* [Given instruction]: Take every line from the material that has the word "Accuracy" in it.

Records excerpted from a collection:
──────────────────────────────

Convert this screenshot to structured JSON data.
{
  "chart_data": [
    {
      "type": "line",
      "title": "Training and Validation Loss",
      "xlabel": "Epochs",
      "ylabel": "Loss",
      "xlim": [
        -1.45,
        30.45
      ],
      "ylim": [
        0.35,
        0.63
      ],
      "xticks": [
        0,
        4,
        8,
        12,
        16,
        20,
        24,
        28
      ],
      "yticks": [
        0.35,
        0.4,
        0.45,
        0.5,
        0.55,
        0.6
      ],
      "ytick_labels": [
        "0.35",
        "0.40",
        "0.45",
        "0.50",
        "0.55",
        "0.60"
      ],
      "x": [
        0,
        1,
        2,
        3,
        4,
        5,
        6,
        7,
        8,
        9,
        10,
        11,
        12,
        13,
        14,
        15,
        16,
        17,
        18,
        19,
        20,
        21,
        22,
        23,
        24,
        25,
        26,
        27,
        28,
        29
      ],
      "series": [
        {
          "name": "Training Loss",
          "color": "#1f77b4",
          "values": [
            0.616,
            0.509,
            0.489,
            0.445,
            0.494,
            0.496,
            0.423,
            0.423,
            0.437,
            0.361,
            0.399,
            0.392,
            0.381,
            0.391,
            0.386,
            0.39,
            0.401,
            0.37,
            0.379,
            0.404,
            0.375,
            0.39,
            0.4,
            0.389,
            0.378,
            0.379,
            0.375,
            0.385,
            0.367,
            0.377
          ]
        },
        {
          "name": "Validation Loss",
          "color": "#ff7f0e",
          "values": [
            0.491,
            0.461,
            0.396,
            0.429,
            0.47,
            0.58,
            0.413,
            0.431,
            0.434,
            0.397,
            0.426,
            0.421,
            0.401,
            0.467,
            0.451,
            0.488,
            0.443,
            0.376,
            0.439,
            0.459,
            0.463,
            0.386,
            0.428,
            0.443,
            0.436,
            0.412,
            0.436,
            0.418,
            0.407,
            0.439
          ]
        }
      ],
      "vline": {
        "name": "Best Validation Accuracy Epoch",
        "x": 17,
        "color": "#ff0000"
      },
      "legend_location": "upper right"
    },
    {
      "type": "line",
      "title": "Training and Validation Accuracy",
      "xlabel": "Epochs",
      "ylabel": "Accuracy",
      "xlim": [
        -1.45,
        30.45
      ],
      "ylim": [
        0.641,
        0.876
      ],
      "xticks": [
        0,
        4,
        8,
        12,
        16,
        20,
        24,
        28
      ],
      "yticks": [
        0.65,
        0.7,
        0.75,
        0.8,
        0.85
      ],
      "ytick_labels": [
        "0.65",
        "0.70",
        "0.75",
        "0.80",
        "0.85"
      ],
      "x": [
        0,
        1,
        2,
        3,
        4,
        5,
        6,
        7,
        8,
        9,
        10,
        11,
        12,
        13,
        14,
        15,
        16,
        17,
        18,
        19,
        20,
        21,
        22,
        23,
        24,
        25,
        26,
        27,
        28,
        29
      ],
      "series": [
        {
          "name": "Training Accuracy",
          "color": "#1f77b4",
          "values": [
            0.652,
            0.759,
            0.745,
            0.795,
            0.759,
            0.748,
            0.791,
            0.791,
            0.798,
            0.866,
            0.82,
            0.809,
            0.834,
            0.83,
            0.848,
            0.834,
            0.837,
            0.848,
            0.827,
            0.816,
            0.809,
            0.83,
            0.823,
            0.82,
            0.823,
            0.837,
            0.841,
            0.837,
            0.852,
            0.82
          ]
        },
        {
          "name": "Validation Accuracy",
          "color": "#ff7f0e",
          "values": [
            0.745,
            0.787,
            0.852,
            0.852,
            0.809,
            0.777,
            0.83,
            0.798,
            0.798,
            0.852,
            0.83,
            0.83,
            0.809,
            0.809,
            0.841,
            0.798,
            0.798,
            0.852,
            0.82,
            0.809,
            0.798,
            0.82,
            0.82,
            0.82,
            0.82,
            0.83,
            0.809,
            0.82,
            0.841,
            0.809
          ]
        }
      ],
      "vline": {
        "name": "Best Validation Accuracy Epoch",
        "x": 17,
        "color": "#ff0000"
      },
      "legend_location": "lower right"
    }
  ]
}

──────────────────────────────

* [Final result]:
        "name": "Best Validation Accuracy Epoch",
      "title": "Training and Validation Accuracy",
      "ylabel": "Accuracy",
          "name": "Training Accuracy",
          "name": "Validation Accuracy",
        "name": "Best Validation Accuracy Epoch",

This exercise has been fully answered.